[Begin TASK MATERIAL]

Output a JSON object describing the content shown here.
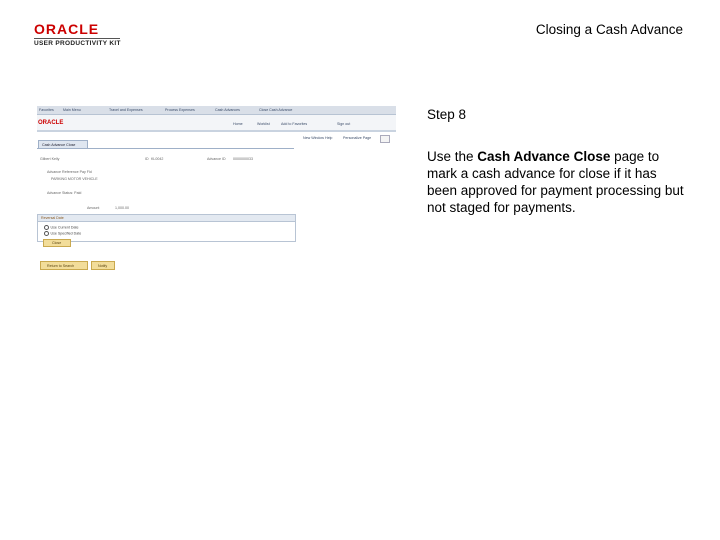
{
  "header": {
    "logo_brand": "ORACLE",
    "logo_product": "USER PRODUCTIVITY KIT",
    "title": "Closing a Cash Advance"
  },
  "step": {
    "label": "Step 8",
    "text_before": "Use the ",
    "text_bold": "Cash Advance Close",
    "text_after": " page to mark a cash advance for close if it has been approved for payment processing but not staged for payments."
  },
  "screenshot": {
    "nav": [
      "Favorites",
      "Main Menu",
      "Travel and Expenses",
      "Process Expenses",
      "Cash Advances",
      "Close Cash Advance"
    ],
    "brand": "ORACLE",
    "header_links": [
      "Home",
      "Worklist",
      "Add to Favorites",
      "Sign out"
    ],
    "page_links": [
      "New Window",
      "Help",
      "Personalize Page"
    ],
    "tab": "Cash Advance Close",
    "fields": {
      "employee_label": "Gilbert Kelly",
      "id_label": "ID",
      "id_value": "KL0042",
      "advance_label": "Advance ID",
      "advance_value": "0000000033",
      "line1": "Advance Reference Pay Fld",
      "line2": "PARKING MOTOR VEHICLE",
      "line3": "Advance Status: Paid",
      "line4": "Amount",
      "amount_value": "1,000.00"
    },
    "group_title": "Reversal Date",
    "radio1": "Use Current Date",
    "radio2": "Use Specified Date",
    "go_button": "Close",
    "bottom_buttons": [
      "Return to Search",
      "Notify"
    ]
  }
}
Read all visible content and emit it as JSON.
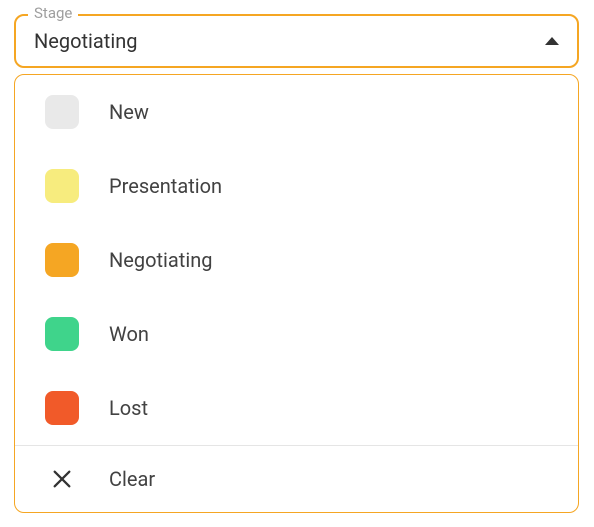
{
  "select": {
    "label": "Stage",
    "value": "Negotiating",
    "options": [
      {
        "label": "New",
        "color": "#e9e9e9"
      },
      {
        "label": "Presentation",
        "color": "#f7ec7e"
      },
      {
        "label": "Negotiating",
        "color": "#f5a623"
      },
      {
        "label": "Won",
        "color": "#3fd48b"
      },
      {
        "label": "Lost",
        "color": "#f15a29"
      }
    ],
    "clear_label": "Clear"
  }
}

[End TASK MATERIAL]

From the line containing "Read all visible content and emit it as JSON." to the end of the data above, give those lines again verbatim, with both endpoints included and no images.

Read all visible content and emit it as JSON.
{
  "select": {
    "label": "Stage",
    "value": "Negotiating",
    "options": [
      {
        "label": "New",
        "color": "#e9e9e9"
      },
      {
        "label": "Presentation",
        "color": "#f7ec7e"
      },
      {
        "label": "Negotiating",
        "color": "#f5a623"
      },
      {
        "label": "Won",
        "color": "#3fd48b"
      },
      {
        "label": "Lost",
        "color": "#f15a29"
      }
    ],
    "clear_label": "Clear"
  }
}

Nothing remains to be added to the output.